• PROBLEM STATEMENT
Which lines below hold the word "data"? Copy all of them.
----- RECORDS FOR THIS EXERCISE
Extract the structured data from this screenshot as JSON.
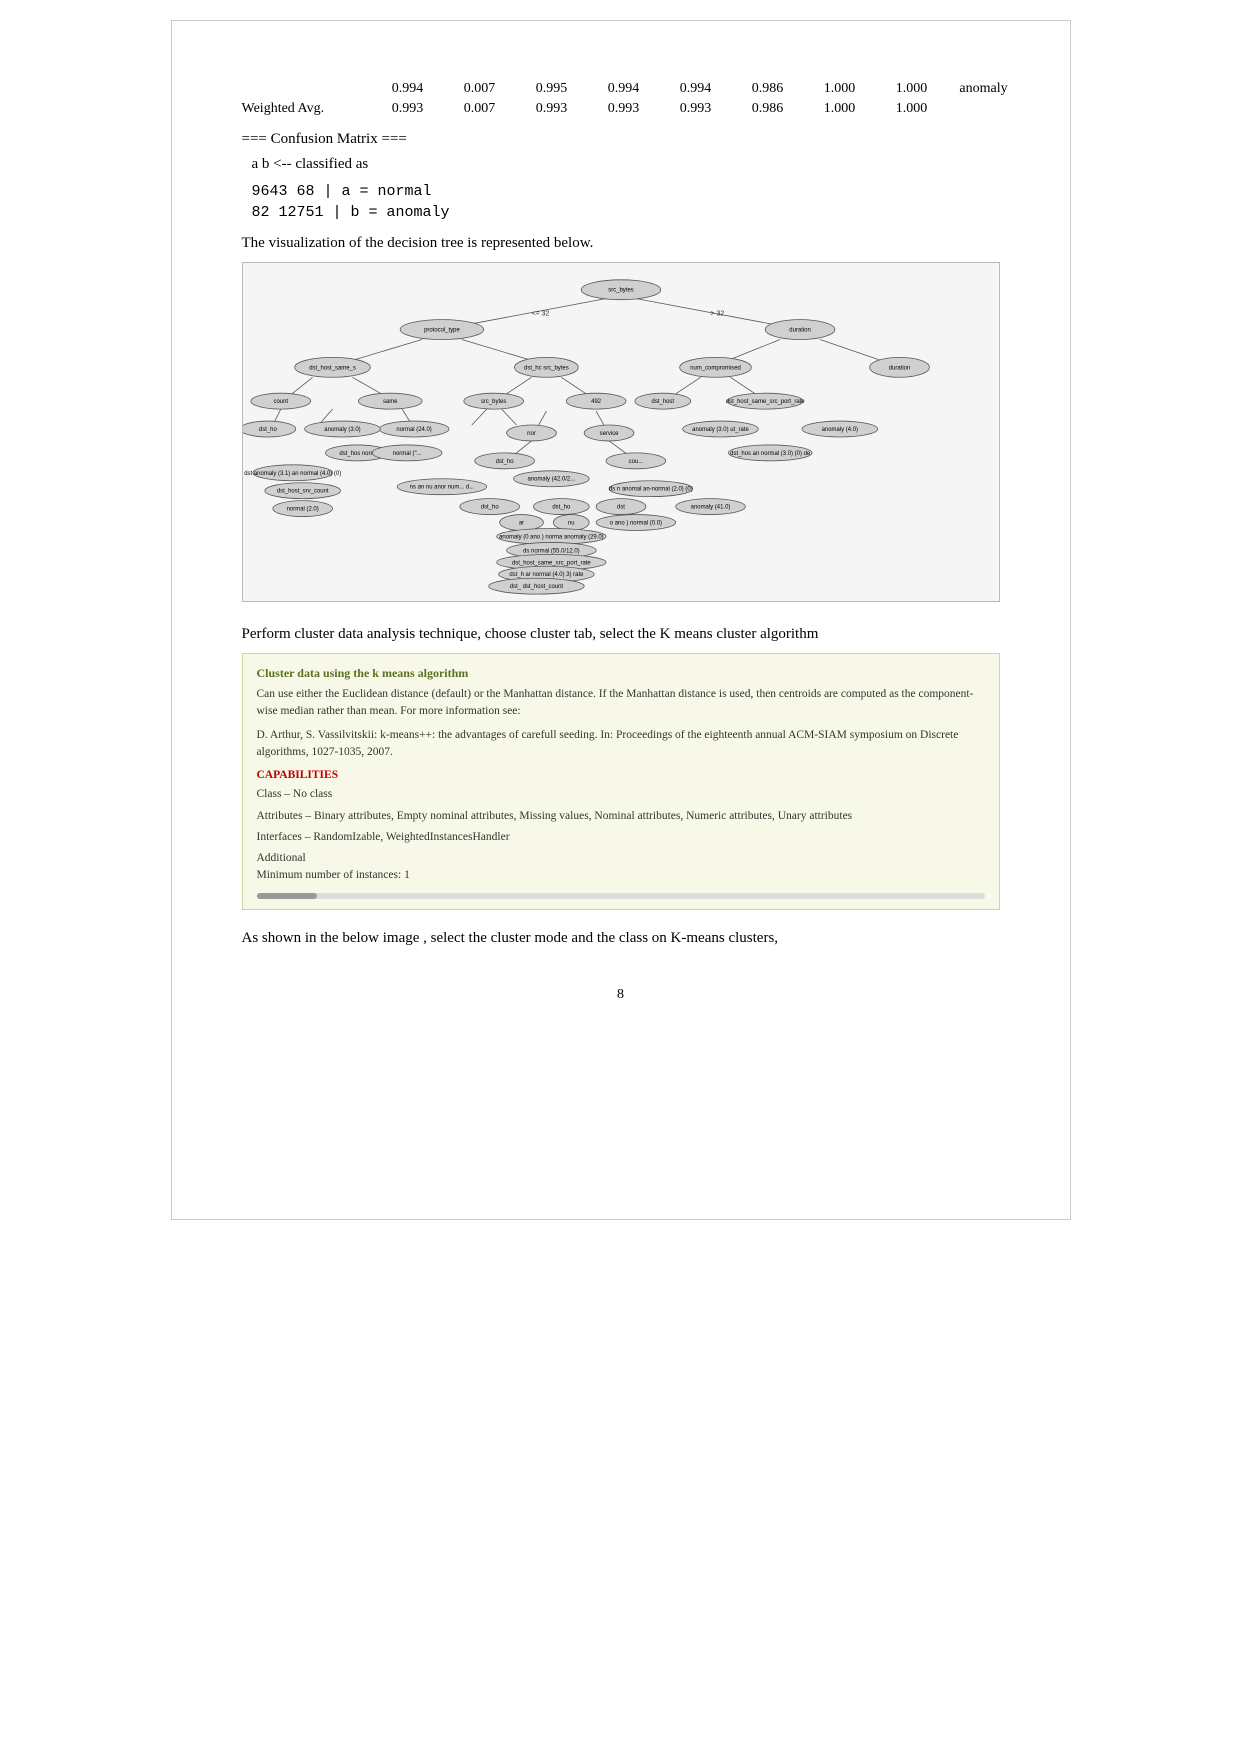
{
  "stats": {
    "row1": {
      "label": "",
      "values": [
        "0.994",
        "0.007",
        "0.995",
        "0.994",
        "0.994",
        "0.986",
        "1.000",
        "1.000"
      ],
      "suffix": "anomaly"
    },
    "row2": {
      "label": "Weighted Avg.",
      "values": [
        "0.993",
        "0.007",
        "0.993",
        "0.993",
        "0.993",
        "0.986",
        "1.000",
        "1.000"
      ]
    }
  },
  "confusion_matrix": {
    "title": "=== Confusion Matrix ===",
    "classified_as": "a    b   <-- classified as",
    "row1": " 9643   68 |    a = normal",
    "row2": "   82 12751 |    b = anomaly"
  },
  "tree_caption": "The visualization of the decision tree is represented below.",
  "cluster_caption": "Perform cluster data analysis technique, choose cluster tab, select the K means cluster algorithm",
  "cluster_box": {
    "title": "Cluster data using the k means algorithm",
    "body1": "Can use either the Euclidean distance (default) or the Manhattan distance. If the Manhattan distance is used, then centroids are computed as the component-wise median rather than mean. For more information see:",
    "body2": "D. Arthur, S. Vassilvitskii: k-means++: the advantages of carefull seeding. In: Proceedings of the eighteenth annual ACM-SIAM symposium on Discrete algorithms, 1027-1035, 2007.",
    "cap_title": "CAPABILITIES",
    "cap_body1": "Class – No class",
    "cap_body2": "Attributes – Binary attributes, Empty nominal attributes, Missing values, Nominal attributes, Numeric attributes, Unary attributes",
    "cap_body3": "Interfaces – RandomIzable, WeightedInstancesHandler",
    "cap_body4": "Additional\nMinimum number of instances: 1"
  },
  "final_caption": "As shown in the below image , select the cluster mode and the class on K-means clusters,",
  "page_number": "8",
  "colors": {
    "node_fill": "#d0d0d0",
    "node_stroke": "#555",
    "box_border": "#c8d8a0",
    "box_bg": "#f8f8e8",
    "cap_title_color": "#c00000",
    "box_title_color": "#5a7020"
  }
}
----------
• SOLUTION TO THE PROBLEM
Extract the structured data from this screenshot as JSON.
  "cluster_caption": "Perform cluster data analysis technique, choose cluster tab, select the K means cluster algorithm",
    "title": "Cluster data using the k means algorithm",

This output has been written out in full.